**Exercise brief:**
From the line containing "Decode this image" through the last line of the entries below, repeat each line word for word and leave out the rest.

— start Exercise materials —

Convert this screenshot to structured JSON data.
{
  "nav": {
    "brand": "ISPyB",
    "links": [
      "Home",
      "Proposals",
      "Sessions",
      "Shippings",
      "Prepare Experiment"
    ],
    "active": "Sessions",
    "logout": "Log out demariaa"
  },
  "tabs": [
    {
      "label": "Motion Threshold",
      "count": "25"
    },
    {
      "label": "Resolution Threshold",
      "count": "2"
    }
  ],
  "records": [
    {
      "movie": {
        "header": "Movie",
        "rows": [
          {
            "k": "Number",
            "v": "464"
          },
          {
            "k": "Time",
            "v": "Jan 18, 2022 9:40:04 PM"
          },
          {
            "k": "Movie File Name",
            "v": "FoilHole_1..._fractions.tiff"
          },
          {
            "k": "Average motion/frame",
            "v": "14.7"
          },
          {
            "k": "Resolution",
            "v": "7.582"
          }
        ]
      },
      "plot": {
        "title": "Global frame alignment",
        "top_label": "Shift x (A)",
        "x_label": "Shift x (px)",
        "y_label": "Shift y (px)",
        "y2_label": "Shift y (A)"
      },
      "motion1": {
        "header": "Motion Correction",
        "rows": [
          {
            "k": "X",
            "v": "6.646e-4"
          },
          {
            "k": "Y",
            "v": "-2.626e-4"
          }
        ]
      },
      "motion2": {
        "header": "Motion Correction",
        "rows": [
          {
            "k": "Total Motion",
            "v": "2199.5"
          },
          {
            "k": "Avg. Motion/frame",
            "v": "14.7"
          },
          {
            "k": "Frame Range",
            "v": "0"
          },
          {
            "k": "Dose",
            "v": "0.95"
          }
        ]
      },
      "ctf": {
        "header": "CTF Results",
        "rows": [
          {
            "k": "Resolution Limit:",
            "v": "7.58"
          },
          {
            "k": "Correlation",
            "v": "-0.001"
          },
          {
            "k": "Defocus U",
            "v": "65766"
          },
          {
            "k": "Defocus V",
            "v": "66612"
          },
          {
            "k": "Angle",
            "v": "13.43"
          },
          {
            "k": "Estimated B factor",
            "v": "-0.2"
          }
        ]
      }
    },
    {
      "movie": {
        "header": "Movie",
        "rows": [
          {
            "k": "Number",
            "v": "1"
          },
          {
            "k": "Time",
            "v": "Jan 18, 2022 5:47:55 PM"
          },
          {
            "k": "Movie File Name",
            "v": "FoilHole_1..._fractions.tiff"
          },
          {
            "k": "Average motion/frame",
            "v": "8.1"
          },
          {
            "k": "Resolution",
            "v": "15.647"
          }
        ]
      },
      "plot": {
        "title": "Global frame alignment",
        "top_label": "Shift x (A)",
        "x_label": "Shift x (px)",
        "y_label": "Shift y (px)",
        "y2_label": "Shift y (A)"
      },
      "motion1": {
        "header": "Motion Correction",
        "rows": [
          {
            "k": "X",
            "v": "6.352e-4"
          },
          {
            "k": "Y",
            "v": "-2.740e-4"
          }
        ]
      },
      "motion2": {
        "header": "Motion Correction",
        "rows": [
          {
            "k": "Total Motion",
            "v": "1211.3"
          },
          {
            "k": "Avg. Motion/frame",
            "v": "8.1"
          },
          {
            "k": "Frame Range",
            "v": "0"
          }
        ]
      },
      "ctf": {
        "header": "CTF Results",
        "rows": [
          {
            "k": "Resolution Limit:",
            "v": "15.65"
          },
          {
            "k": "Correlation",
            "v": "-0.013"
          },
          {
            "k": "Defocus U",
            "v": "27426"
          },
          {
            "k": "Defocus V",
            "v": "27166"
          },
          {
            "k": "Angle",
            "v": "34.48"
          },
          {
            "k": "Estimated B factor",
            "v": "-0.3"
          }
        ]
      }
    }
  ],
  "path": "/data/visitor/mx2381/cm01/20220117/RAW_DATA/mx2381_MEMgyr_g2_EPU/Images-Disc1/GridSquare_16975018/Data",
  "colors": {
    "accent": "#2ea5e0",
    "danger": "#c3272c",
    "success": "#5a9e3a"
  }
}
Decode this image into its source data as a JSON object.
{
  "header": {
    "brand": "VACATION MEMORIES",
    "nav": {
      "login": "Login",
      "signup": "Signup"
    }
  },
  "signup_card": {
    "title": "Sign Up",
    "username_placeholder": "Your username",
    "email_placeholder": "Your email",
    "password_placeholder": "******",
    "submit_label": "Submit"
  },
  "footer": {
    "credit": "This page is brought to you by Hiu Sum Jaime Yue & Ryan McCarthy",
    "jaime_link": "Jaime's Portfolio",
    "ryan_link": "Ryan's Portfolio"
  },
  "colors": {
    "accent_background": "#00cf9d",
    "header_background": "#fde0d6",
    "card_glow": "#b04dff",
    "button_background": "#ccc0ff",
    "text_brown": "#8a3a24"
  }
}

— end Exercise materials —

**Answer in full:**
Decode this image into its source data as a JSON object.
{
  "header": {
    "brand": "VACATION MEMORIES",
    "nav": {
      "login": "Login",
      "signup": "Signup"
    }
  },
  "signup_card": {
    "title": "Sign Up",
    "username_placeholder": "Your username",
    "email_placeholder": "Your email",
    "password_placeholder": "******",
    "submit_label": "Submit"
  },
  "footer": {
    "credit": "This page is brought to you by Hiu Sum Jaime Yue & Ryan McCarthy",
    "jaime_link": "Jaime's Portfolio",
    "ryan_link": "Ryan's Portfolio"
  },
  "colors": {
    "accent_background": "#00cf9d",
    "header_background": "#fde0d6",
    "card_glow": "#b04dff",
    "button_background": "#ccc0ff",
    "text_brown": "#8a3a24"
  }
}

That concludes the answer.